INSTRUÇÕES —
- a) De que doença Lucas é portador, segundo o texto sobre ele?
- b) Reproduza fielmente o trecho do texto sobre Lucas que começa em "A LIÇÃO DE LUCAS" e termina em "sair da cama.".

TRECHO DO DOCUMENTO —
----

A LIÇÃO DE LUCAS
Portador de uma doença incapacitante e educado desde a alfabetização por estudantes de medicina da Santa Casa de São Paulo, Lucas dos Santos, hoje com 19 anos, recebeu o diploma do ensino fundamental sem nunca ter podido sair da cama.
O mundo está lá, pertinho, ao alcance dos olhos. O globo terrestre fica em cima do ventilador mecânico que fornece oxigênio a Lucas Barbosa dos Santos, 19 anos. Desde os dois anos, a representação geográfica dos mares e continentes da Terra é a única visão que ele tem do planeta. Em junho de 2001, o jovem deu entrada na Santa Casa de Misericórdia de São Paulo, na zona central de São Paulo, com uma queixa de pneumonia, e de lá não saiu mais. Portador da Doença de Pompe, enfermidade rara que causa fraqueza muscular progressiva e para a qual ainda não existe cura, Lucas não respira mais sozinho. Consegue apenas falar, com dificuldade, e movimentar os olhos. Um box da enfermaria pediátrica da instituição é sua casa. Obviamente, ele nunca pôde ir a escola, mas no final do ano ganhou o diploma de formatura no ensino fundamental depois de passar na prova do Ecceja, o Exame Nacional para Certificação de Competências de Jovens e Adultos aplicado pelo Ministério da Educação a pessoas que, por alguma razão, não conseguiram frequentar as salas de aula. Dos 1,6 milhão de inscritos, o rapaz foi o único candidato da classe hospitalar a fazer a prova. Agora, para 2019, prepara-se para aprender o conteúdo do ensino médio e, depois, da faculdade. Lucas, o menino que nunca vê o céu, quer ser astrofísico.

----

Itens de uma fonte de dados
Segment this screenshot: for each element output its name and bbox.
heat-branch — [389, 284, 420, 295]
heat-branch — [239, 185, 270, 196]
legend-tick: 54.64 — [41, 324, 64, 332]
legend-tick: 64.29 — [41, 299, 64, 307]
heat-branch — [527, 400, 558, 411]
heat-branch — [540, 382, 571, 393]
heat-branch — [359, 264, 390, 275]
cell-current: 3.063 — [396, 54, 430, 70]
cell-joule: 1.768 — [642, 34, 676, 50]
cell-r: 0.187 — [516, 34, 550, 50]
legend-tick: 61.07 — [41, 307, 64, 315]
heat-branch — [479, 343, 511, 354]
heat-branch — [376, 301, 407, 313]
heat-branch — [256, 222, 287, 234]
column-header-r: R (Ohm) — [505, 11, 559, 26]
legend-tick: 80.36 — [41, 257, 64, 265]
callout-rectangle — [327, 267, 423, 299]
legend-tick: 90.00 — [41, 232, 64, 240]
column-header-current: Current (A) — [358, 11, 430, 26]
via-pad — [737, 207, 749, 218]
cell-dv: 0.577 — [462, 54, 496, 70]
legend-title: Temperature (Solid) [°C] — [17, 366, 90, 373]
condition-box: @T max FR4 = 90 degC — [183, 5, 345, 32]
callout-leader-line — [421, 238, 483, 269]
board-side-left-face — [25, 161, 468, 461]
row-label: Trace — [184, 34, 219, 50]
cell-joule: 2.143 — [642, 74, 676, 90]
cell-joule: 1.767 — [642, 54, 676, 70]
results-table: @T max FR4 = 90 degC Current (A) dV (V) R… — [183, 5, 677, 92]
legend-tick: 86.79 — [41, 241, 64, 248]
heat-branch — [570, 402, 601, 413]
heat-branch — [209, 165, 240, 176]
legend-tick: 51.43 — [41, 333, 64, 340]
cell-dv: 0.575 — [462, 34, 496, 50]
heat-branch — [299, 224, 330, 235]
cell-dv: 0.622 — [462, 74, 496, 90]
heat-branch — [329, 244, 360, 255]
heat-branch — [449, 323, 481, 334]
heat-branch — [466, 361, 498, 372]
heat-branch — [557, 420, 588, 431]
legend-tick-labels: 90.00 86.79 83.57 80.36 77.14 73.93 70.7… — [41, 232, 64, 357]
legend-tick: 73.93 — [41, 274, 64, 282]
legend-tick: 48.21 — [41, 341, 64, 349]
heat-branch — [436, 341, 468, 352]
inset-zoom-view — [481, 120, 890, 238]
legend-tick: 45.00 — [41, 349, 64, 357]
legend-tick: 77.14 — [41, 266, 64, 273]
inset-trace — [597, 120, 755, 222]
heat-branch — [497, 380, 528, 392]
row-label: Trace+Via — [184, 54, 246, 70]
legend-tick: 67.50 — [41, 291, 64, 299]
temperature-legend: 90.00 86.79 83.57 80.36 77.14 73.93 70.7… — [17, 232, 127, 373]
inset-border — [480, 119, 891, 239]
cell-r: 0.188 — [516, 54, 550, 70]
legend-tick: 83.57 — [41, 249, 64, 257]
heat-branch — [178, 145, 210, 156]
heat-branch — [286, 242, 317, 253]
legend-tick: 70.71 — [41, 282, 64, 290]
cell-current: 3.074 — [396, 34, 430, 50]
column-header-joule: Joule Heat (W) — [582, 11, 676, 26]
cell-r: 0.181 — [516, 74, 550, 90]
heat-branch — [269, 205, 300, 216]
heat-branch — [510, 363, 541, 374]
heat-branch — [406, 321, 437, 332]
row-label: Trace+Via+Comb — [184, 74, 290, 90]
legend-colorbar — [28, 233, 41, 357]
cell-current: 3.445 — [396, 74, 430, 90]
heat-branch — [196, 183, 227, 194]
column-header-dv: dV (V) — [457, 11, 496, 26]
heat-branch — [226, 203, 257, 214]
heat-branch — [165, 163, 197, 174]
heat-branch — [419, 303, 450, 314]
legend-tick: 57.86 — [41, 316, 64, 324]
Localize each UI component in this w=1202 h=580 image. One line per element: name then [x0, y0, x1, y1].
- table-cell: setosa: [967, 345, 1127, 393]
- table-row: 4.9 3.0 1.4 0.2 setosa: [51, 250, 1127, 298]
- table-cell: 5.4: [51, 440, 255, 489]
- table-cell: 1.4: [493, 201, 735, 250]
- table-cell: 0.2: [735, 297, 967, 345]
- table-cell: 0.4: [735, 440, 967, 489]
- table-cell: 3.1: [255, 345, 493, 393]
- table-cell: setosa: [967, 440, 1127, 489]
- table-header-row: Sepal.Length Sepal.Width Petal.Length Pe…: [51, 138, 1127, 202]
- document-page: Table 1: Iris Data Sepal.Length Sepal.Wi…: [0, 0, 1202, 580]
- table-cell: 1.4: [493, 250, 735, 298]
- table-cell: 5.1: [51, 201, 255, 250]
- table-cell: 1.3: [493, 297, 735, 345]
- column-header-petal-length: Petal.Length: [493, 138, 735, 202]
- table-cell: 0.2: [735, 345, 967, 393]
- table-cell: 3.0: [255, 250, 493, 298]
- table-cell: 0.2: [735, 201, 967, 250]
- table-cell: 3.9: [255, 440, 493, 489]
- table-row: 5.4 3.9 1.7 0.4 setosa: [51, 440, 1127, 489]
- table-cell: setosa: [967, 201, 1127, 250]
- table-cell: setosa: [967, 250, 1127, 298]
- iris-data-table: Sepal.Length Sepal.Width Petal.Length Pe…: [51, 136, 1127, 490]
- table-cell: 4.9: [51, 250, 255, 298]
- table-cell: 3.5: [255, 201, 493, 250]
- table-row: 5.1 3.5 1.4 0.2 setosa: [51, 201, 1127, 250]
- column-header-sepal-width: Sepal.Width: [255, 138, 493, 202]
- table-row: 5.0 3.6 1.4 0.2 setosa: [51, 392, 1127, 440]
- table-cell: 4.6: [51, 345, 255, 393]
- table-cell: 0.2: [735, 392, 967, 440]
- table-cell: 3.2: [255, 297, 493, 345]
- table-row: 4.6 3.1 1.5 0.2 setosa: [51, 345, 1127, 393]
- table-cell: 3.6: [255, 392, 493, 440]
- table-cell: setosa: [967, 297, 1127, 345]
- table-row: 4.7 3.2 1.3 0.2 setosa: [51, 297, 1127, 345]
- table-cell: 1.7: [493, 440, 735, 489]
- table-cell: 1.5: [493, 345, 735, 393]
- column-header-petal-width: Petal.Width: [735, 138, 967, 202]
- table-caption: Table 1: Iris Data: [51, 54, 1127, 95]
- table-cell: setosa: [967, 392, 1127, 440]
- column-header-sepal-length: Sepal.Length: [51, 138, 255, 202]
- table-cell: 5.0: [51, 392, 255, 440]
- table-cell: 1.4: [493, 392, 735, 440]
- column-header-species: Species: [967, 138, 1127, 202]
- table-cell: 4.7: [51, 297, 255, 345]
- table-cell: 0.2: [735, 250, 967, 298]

----

RESPOSTAS EM ORDEM —
- a) Doença de Pompe.

- b)
A LIÇÃO DE LUCAS
Portador de uma doença incapacitante e educado desde a alfabetização por estudantes de medicina da Santa Casa de São Paulo, Lucas dos Santos, hoje com 19 anos, recebeu o diploma do ensino fundamental sem nunca ter podido sair da cama.